Will you give the material below again, every line exactly as it is?
# Dataset start
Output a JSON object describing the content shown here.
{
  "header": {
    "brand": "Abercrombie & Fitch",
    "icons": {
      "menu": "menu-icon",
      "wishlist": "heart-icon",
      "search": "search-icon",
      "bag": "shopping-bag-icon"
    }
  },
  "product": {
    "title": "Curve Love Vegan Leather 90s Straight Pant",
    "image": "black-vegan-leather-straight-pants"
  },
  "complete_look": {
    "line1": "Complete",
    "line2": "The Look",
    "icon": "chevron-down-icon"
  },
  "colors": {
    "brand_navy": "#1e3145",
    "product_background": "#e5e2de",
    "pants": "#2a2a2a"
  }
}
# Dataset end
** Task solution **
Output a JSON object describing the content shown here.
{
  "header": {
    "brand": "Abercrombie & Fitch",
    "icons": {
      "menu": "menu-icon",
      "wishlist": "heart-icon",
      "search": "search-icon",
      "bag": "shopping-bag-icon"
    }
  },
  "product": {
    "title": "Curve Love Vegan Leather 90s Straight Pant",
    "image": "black-vegan-leather-straight-pants"
  },
  "complete_look": {
    "line1": "Complete",
    "line2": "The Look",
    "icon": "chevron-down-icon"
  },
  "colors": {
    "brand_navy": "#1e3145",
    "product_background": "#e5e2de",
    "pants": "#2a2a2a"
  }
}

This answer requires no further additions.